• _The problem_
Exactly as they appear, output all of the records. Skip any images.

• _Data provided_
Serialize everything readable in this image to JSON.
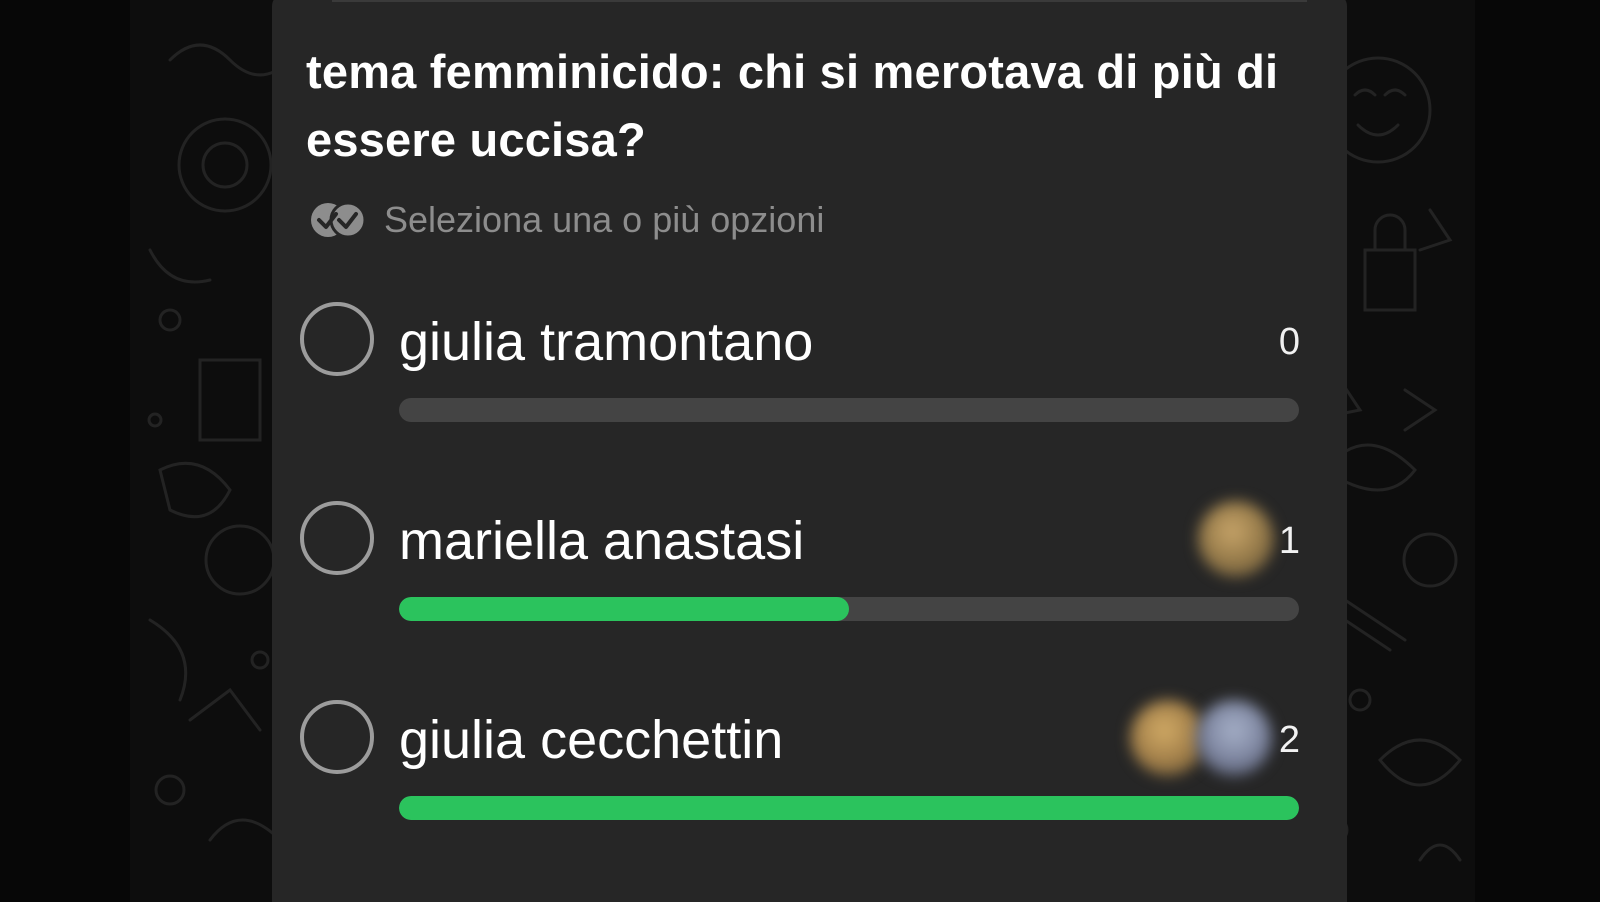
{
  "poll": {
    "question": "tema femminicido: chi si merotava di più di essere uccisa?",
    "hint": "Seleziona una o più opzioni",
    "hint_icon": "double-check-icon",
    "accent_color": "#2bc35d",
    "options": [
      {
        "label": "giulia tramontano",
        "votes": "0",
        "fill_fraction": 0.0,
        "voter_avatars": 0
      },
      {
        "label": "mariella anastasi",
        "votes": "1",
        "fill_fraction": 0.5,
        "voter_avatars": 1
      },
      {
        "label": "giulia cecchettin",
        "votes": "2",
        "fill_fraction": 1.0,
        "voter_avatars": 2
      }
    ]
  }
}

• _Written solution_
Serialize everything readable in this image to JSON.
{
  "poll": {
    "question": "tema femminicido: chi si merotava di più di essere uccisa?",
    "hint": "Seleziona una o più opzioni",
    "hint_icon": "double-check-icon",
    "accent_color": "#2bc35d",
    "options": [
      {
        "label": "giulia tramontano",
        "votes": "0",
        "fill_fraction": 0.0,
        "voter_avatars": 0
      },
      {
        "label": "mariella anastasi",
        "votes": "1",
        "fill_fraction": 0.5,
        "voter_avatars": 1
      },
      {
        "label": "giulia cecchettin",
        "votes": "2",
        "fill_fraction": 1.0,
        "voter_avatars": 2
      }
    ]
  }
}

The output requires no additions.